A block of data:
******************************

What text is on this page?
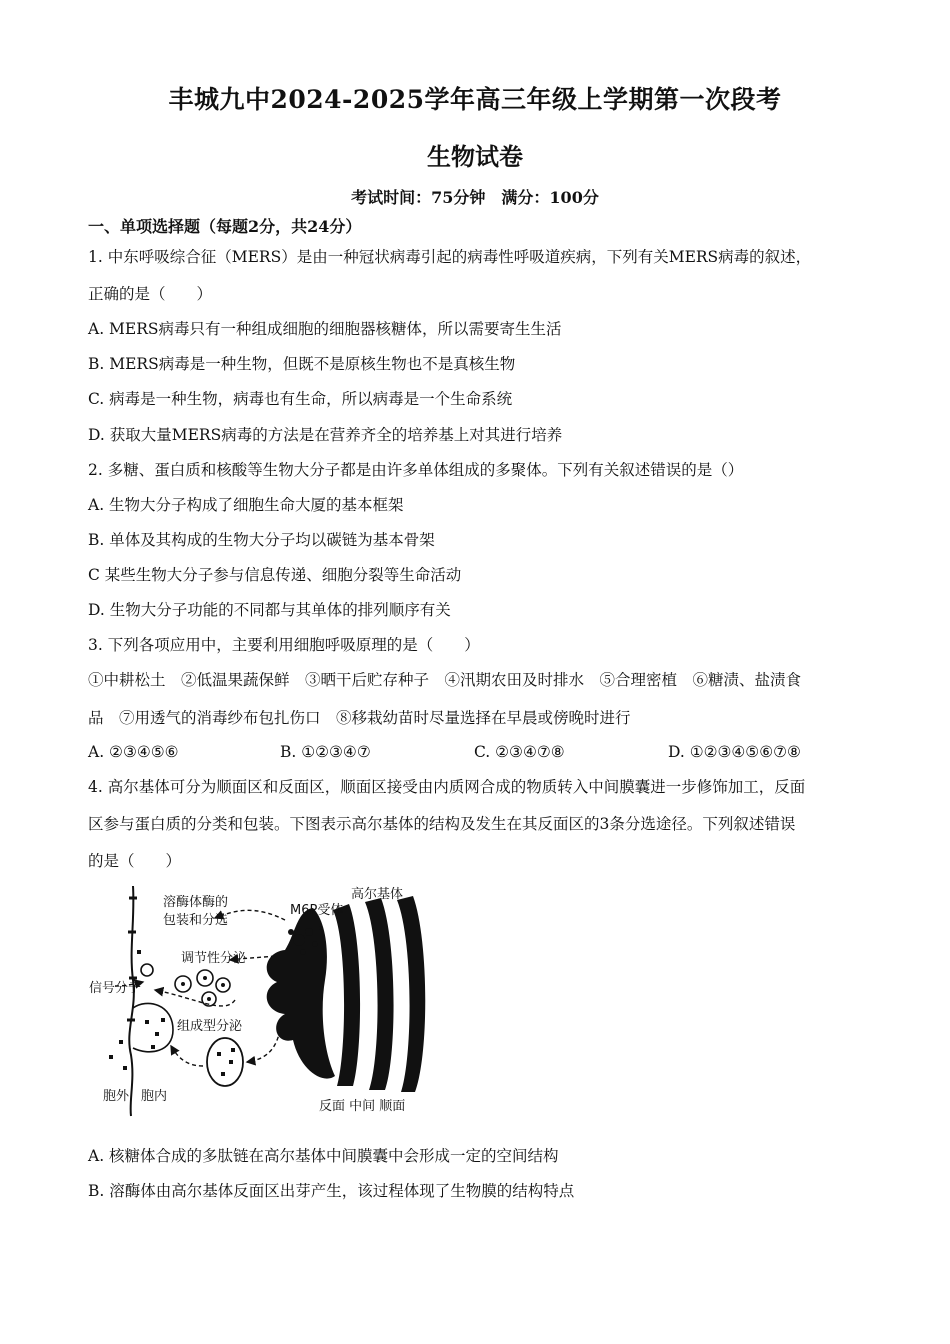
丰城九中2024-2025学年高三年级上学期第一次段考
生物试卷
考试时间：75分钟　满分：100分
一、单项选择题（每题2分，共24分）
1. 中东呼吸综合征（MERS）是由一种冠状病毒引起的病毒性呼吸道疾病，下列有关MERS病毒的叙述，
正确的是（　　）
A. MERS病毒只有一种组成细胞的细胞器核糖体，所以需要寄生生活
B. MERS病毒是一种生物，但既不是原核生物也不是真核生物
C. 病毒是一种生物，病毒也有生命，所以病毒是一个生命系统
D. 获取大量MERS病毒的方法是在营养齐全的培养基上对其进行培养
2. 多糖、蛋白质和核酸等生物大分子都是由许多单体组成的多聚体。下列有关叙述错误的是（）
A. 生物大分子构成了细胞生命大厦的基本框架
B. 单体及其构成的生物大分子均以碳链为基本骨架
C 某些生物大分子参与信息传递、细胞分裂等生命活动
D. 生物大分子功能的不同都与其单体的排列顺序有关
3. 下列各项应用中，主要利用细胞呼吸原理的是（　　）
①中耕松土　②低温果蔬保鲜　③晒干后贮存种子　④汛期农田及时排水　⑤合理密植　⑥糖渍、盐渍食
品　⑦用透气的消毒纱布包扎伤口　⑧移栽幼苗时尽量选择在早晨或傍晚时进行
A. ②③④⑤⑥	B. ①②③④⑦	C. ②③④⑦⑧	D. ①②③④⑤⑥⑦⑧
4. 高尔基体可分为顺面区和反面区，顺面区接受由内质网合成的物质转入中间膜囊进一步修饰加工，反面
区参与蛋白质的分类和包装。下图表示高尔基体的结构及发生在其反面区的3条分选途径。下列叙述错误
的是（　　）
溶酶体酶的
包装和分选
M6P受体
高尔基体
调节性分泌
信号分子
组成型分泌
胞外 胞内
反面 中间 顺面
A. 核糖体合成的多肽链在高尔基体中间膜囊中会形成一定的空间结构
B. 溶酶体由高尔基体反面区出芽产生，该过程体现了生物膜的结构特点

******************************

• **Required work**
Omit every picture, then repeat the remaining data exactly as it appears above.

• **Expected answer**
What text is on this page?
丰城九中2024-2025学年高三年级上学期第一次段考
生物试卷
考试时间：75分钟　满分：100分
一、单项选择题（每题2分，共24分）
1. 中东呼吸综合征（MERS）是由一种冠状病毒引起的病毒性呼吸道疾病，下列有关MERS病毒的叙述，
正确的是（　　）
A. MERS病毒只有一种组成细胞的细胞器核糖体，所以需要寄生生活
B. MERS病毒是一种生物，但既不是原核生物也不是真核生物
C. 病毒是一种生物，病毒也有生命，所以病毒是一个生命系统
D. 获取大量MERS病毒的方法是在营养齐全的培养基上对其进行培养
2. 多糖、蛋白质和核酸等生物大分子都是由许多单体组成的多聚体。下列有关叙述错误的是（）
A. 生物大分子构成了细胞生命大厦的基本框架
B. 单体及其构成的生物大分子均以碳链为基本骨架
C 某些生物大分子参与信息传递、细胞分裂等生命活动
D. 生物大分子功能的不同都与其单体的排列顺序有关
3. 下列各项应用中，主要利用细胞呼吸原理的是（　　）
①中耕松土　②低温果蔬保鲜　③晒干后贮存种子　④汛期农田及时排水　⑤合理密植　⑥糖渍、盐渍食
品　⑦用透气的消毒纱布包扎伤口　⑧移栽幼苗时尽量选择在早晨或傍晚时进行
A. ②③④⑤⑥	B. ①②③④⑦	C. ②③④⑦⑧	D. ①②③④⑤⑥⑦⑧
4. 高尔基体可分为顺面区和反面区，顺面区接受由内质网合成的物质转入中间膜囊进一步修饰加工，反面
区参与蛋白质的分类和包装。下图表示高尔基体的结构及发生在其反面区的3条分选途径。下列叙述错误
的是（　　）
溶酶体酶的
包装和分选
M6P受体
高尔基体
调节性分泌
信号分子
组成型分泌
胞外 胞内
反面 中间 顺面
A. 核糖体合成的多肽链在高尔基体中间膜囊中会形成一定的空间结构
B. 溶酶体由高尔基体反面区出芽产生，该过程体现了生物膜的结构特点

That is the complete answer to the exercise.